> Work to be completed: Reproduce the records below exactly as given.
◆ ◆ ◆
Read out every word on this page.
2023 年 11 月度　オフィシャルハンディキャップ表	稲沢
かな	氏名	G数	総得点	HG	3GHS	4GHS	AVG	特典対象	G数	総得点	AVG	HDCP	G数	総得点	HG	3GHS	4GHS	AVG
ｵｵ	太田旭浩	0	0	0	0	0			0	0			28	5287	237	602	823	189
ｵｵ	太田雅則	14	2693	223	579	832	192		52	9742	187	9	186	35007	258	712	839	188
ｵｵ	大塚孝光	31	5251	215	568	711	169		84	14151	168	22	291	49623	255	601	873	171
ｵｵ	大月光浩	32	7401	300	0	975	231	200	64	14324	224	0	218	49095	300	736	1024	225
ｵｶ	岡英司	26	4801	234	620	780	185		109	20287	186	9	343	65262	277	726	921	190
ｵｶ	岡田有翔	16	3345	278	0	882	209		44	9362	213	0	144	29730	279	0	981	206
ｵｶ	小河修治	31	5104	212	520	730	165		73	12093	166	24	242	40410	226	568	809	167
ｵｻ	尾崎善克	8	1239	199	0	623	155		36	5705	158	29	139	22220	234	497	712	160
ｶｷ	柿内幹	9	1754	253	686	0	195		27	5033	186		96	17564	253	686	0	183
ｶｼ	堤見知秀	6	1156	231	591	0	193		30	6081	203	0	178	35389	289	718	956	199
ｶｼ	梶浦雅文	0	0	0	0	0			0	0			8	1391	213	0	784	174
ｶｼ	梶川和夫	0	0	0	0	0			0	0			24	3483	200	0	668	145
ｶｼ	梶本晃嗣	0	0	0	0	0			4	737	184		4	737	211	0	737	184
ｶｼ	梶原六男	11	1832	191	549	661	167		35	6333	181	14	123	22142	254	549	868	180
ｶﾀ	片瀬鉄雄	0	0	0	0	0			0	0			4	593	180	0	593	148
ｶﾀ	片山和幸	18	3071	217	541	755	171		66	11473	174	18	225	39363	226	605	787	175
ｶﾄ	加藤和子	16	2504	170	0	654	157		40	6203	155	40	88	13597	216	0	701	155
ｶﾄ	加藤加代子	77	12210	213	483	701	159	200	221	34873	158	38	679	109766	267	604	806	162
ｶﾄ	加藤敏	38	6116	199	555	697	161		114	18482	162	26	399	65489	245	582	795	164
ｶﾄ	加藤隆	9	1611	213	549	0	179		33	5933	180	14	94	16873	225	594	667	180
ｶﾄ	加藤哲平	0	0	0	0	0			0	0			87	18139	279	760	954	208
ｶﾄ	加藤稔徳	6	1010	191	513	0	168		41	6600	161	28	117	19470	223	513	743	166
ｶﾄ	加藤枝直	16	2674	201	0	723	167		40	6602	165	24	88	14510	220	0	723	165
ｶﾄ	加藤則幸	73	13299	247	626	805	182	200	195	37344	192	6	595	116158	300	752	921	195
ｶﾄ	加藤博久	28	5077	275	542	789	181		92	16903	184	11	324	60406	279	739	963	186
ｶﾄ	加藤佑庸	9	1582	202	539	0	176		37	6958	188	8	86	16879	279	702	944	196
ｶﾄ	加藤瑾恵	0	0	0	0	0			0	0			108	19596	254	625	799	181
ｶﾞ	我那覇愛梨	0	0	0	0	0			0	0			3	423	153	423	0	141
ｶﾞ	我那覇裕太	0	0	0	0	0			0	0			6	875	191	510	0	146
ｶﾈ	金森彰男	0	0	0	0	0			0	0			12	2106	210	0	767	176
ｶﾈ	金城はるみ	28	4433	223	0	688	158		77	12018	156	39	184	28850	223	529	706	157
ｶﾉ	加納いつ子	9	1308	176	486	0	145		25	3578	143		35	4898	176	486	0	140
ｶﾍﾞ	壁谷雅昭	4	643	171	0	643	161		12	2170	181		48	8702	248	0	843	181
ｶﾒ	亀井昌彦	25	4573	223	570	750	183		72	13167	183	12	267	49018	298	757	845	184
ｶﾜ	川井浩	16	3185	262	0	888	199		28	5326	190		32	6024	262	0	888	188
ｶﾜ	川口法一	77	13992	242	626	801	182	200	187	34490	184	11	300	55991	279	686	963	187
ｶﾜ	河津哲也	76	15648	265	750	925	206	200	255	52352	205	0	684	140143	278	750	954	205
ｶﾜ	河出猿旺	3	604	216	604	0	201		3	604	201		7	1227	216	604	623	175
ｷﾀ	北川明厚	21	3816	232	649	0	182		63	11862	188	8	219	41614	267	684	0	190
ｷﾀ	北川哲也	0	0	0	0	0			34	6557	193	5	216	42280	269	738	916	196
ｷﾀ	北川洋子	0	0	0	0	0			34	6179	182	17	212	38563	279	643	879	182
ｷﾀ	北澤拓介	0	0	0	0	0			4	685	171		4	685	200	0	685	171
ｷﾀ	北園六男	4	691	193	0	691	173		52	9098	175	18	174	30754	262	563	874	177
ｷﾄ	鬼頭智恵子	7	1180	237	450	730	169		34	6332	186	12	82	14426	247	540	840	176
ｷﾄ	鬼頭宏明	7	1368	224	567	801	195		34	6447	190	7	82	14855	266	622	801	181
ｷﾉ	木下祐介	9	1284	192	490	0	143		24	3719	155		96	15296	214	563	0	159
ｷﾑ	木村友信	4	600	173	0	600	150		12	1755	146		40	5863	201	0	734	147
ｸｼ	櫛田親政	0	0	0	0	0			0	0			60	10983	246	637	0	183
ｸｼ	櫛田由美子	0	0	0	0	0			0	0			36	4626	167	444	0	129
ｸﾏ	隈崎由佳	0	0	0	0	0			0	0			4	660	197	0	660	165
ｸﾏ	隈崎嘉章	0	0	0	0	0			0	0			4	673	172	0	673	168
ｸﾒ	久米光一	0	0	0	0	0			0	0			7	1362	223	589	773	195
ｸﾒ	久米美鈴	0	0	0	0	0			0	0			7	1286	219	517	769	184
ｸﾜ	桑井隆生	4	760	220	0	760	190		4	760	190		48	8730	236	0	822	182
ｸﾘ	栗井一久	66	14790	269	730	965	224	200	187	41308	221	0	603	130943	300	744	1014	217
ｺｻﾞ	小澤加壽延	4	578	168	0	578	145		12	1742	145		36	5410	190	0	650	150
◆ ◆ ◆
> Response for this exercise:
Read out every word on this page.
2023 年 11 月度　オフィシャルハンディキャップ表	稲沢
かな	氏名	G数	総得点	HG	3GHS	4GHS	AVG	特典対象	G数	総得点	AVG	HDCP	G数	総得点	HG	3GHS	4GHS	AVG
ｵｵ	太田旭浩	0	0	0	0	0			0	0			28	5287	237	602	823	189
ｵｵ	太田雅則	14	2693	223	579	832	192		52	9742	187	9	186	35007	258	712	839	188
ｵｵ	大塚孝光	31	5251	215	568	711	169		84	14151	168	22	291	49623	255	601	873	171
ｵｵ	大月光浩	32	7401	300	0	975	231	200	64	14324	224	0	218	49095	300	736	1024	225
ｵｶ	岡英司	26	4801	234	620	780	185		109	20287	186	9	343	65262	277	726	921	190
ｵｶ	岡田有翔	16	3345	278	0	882	209		44	9362	213	0	144	29730	279	0	981	206
ｵｶ	小河修治	31	5104	212	520	730	165		73	12093	166	24	242	40410	226	568	809	167
ｵｻ	尾崎善克	8	1239	199	0	623	155		36	5705	158	29	139	22220	234	497	712	160
ｶｷ	柿内幹	9	1754	253	686	0	195		27	5033	186		96	17564	253	686	0	183
ｶｼ	堤見知秀	6	1156	231	591	0	193		30	6081	203	0	178	35389	289	718	956	199
ｶｼ	梶浦雅文	0	0	0	0	0			0	0			8	1391	213	0	784	174
ｶｼ	梶川和夫	0	0	0	0	0			0	0			24	3483	200	0	668	145
ｶｼ	梶本晃嗣	0	0	0	0	0			4	737	184		4	737	211	0	737	184
ｶｼ	梶原六男	11	1832	191	549	661	167		35	6333	181	14	123	22142	254	549	868	180
ｶﾀ	片瀬鉄雄	0	0	0	0	0			0	0			4	593	180	0	593	148
ｶﾀ	片山和幸	18	3071	217	541	755	171		66	11473	174	18	225	39363	226	605	787	175
ｶﾄ	加藤和子	16	2504	170	0	654	157		40	6203	155	40	88	13597	216	0	701	155
ｶﾄ	加藤加代子	77	12210	213	483	701	159	200	221	34873	158	38	679	109766	267	604	806	162
ｶﾄ	加藤敏	38	6116	199	555	697	161		114	18482	162	26	399	65489	245	582	795	164
ｶﾄ	加藤隆	9	1611	213	549	0	179		33	5933	180	14	94	16873	225	594	667	180
ｶﾄ	加藤哲平	0	0	0	0	0			0	0			87	18139	279	760	954	208
ｶﾄ	加藤稔徳	6	1010	191	513	0	168		41	6600	161	28	117	19470	223	513	743	166
ｶﾄ	加藤枝直	16	2674	201	0	723	167		40	6602	165	24	88	14510	220	0	723	165
ｶﾄ	加藤則幸	73	13299	247	626	805	182	200	195	37344	192	6	595	116158	300	752	921	195
ｶﾄ	加藤博久	28	5077	275	542	789	181		92	16903	184	11	324	60406	279	739	963	186
ｶﾄ	加藤佑庸	9	1582	202	539	0	176		37	6958	188	8	86	16879	279	702	944	196
ｶﾄ	加藤瑾恵	0	0	0	0	0			0	0			108	19596	254	625	799	181
ｶﾞ	我那覇愛梨	0	0	0	0	0			0	0			3	423	153	423	0	141
ｶﾞ	我那覇裕太	0	0	0	0	0			0	0			6	875	191	510	0	146
ｶﾈ	金森彰男	0	0	0	0	0			0	0			12	2106	210	0	767	176
ｶﾈ	金城はるみ	28	4433	223	0	688	158		77	12018	156	39	184	28850	223	529	706	157
ｶﾉ	加納いつ子	9	1308	176	486	0	145		25	3578	143		35	4898	176	486	0	140
ｶﾍﾞ	壁谷雅昭	4	643	171	0	643	161		12	2170	181		48	8702	248	0	843	181
ｶﾒ	亀井昌彦	25	4573	223	570	750	183		72	13167	183	12	267	49018	298	757	845	184
ｶﾜ	川井浩	16	3185	262	0	888	199		28	5326	190		32	6024	262	0	888	188
ｶﾜ	川口法一	77	13992	242	626	801	182	200	187	34490	184	11	300	55991	279	686	963	187
ｶﾜ	河津哲也	76	15648	265	750	925	206	200	255	52352	205	0	684	140143	278	750	954	205
ｶﾜ	河出猿旺	3	604	216	604	0	201		3	604	201		7	1227	216	604	623	175
ｷﾀ	北川明厚	21	3816	232	649	0	182		63	11862	188	8	219	41614	267	684	0	190
ｷﾀ	北川哲也	0	0	0	0	0			34	6557	193	5	216	42280	269	738	916	196
ｷﾀ	北川洋子	0	0	0	0	0			34	6179	182	17	212	38563	279	643	879	182
ｷﾀ	北澤拓介	0	0	0	0	0			4	685	171		4	685	200	0	685	171
ｷﾀ	北園六男	4	691	193	0	691	173		52	9098	175	18	174	30754	262	563	874	177
ｷﾄ	鬼頭智恵子	7	1180	237	450	730	169		34	6332	186	12	82	14426	247	540	840	176
ｷﾄ	鬼頭宏明	7	1368	224	567	801	195		34	6447	190	7	82	14855	266	622	801	181
ｷﾉ	木下祐介	9	1284	192	490	0	143		24	3719	155		96	15296	214	563	0	159
ｷﾑ	木村友信	4	600	173	0	600	150		12	1755	146		40	5863	201	0	734	147
ｸｼ	櫛田親政	0	0	0	0	0			0	0			60	10983	246	637	0	183
ｸｼ	櫛田由美子	0	0	0	0	0			0	0			36	4626	167	444	0	129
ｸﾏ	隈崎由佳	0	0	0	0	0			0	0			4	660	197	0	660	165
ｸﾏ	隈崎嘉章	0	0	0	0	0			0	0			4	673	172	0	673	168
ｸﾒ	久米光一	0	0	0	0	0			0	0			7	1362	223	589	773	195
ｸﾒ	久米美鈴	0	0	0	0	0			0	0			7	1286	219	517	769	184
ｸﾜ	桑井隆生	4	760	220	0	760	190		4	760	190		48	8730	236	0	822	182
ｸﾘ	栗井一久	66	14790	269	730	965	224	200	187	41308	221	0	603	130943	300	744	1014	217
ｺｻﾞ	小澤加壽延	4	578	168	0	578	145		12	1742	145		36	5410	190	0	650	150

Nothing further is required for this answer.